• **GIVEN INSTRUCTION**
Transcribe the records below exactly.

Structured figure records
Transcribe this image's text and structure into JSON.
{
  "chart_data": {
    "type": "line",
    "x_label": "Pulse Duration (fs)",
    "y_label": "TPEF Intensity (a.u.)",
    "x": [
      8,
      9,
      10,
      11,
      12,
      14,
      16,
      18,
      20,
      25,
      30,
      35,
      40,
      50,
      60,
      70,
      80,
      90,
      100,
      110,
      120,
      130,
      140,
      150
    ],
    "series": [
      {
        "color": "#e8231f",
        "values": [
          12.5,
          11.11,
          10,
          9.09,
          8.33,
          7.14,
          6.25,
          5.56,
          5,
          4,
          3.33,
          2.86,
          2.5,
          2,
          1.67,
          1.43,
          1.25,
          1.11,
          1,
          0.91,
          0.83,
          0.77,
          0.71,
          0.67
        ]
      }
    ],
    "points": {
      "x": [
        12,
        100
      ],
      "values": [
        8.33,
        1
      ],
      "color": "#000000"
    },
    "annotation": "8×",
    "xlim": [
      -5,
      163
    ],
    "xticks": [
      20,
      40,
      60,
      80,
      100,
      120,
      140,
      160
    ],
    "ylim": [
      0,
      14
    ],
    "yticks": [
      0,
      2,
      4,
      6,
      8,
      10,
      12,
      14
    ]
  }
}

• **CORRECT RESPONSE**
Transcribe this image's text and structure into JSON.
{
  "chart_data": {
    "type": "line",
    "x_label": "Pulse Duration (fs)",
    "y_label": "TPEF Intensity (a.u.)",
    "x": [
      8,
      9,
      10,
      11,
      12,
      14,
      16,
      18,
      20,
      25,
      30,
      35,
      40,
      50,
      60,
      70,
      80,
      90,
      100,
      110,
      120,
      130,
      140,
      150
    ],
    "series": [
      {
        "color": "#e8231f",
        "values": [
          12.5,
          11.11,
          10,
          9.09,
          8.33,
          7.14,
          6.25,
          5.56,
          5,
          4,
          3.33,
          2.86,
          2.5,
          2,
          1.67,
          1.43,
          1.25,
          1.11,
          1,
          0.91,
          0.83,
          0.77,
          0.71,
          0.67
        ]
      }
    ],
    "points": {
      "x": [
        12,
        100
      ],
      "values": [
        8.33,
        1
      ],
      "color": "#000000"
    },
    "annotation": "8×",
    "xlim": [
      -5,
      163
    ],
    "xticks": [
      20,
      40,
      60,
      80,
      100,
      120,
      140,
      160
    ],
    "ylim": [
      0,
      14
    ],
    "yticks": [
      0,
      2,
      4,
      6,
      8,
      10,
      12,
      14
    ]
  }
}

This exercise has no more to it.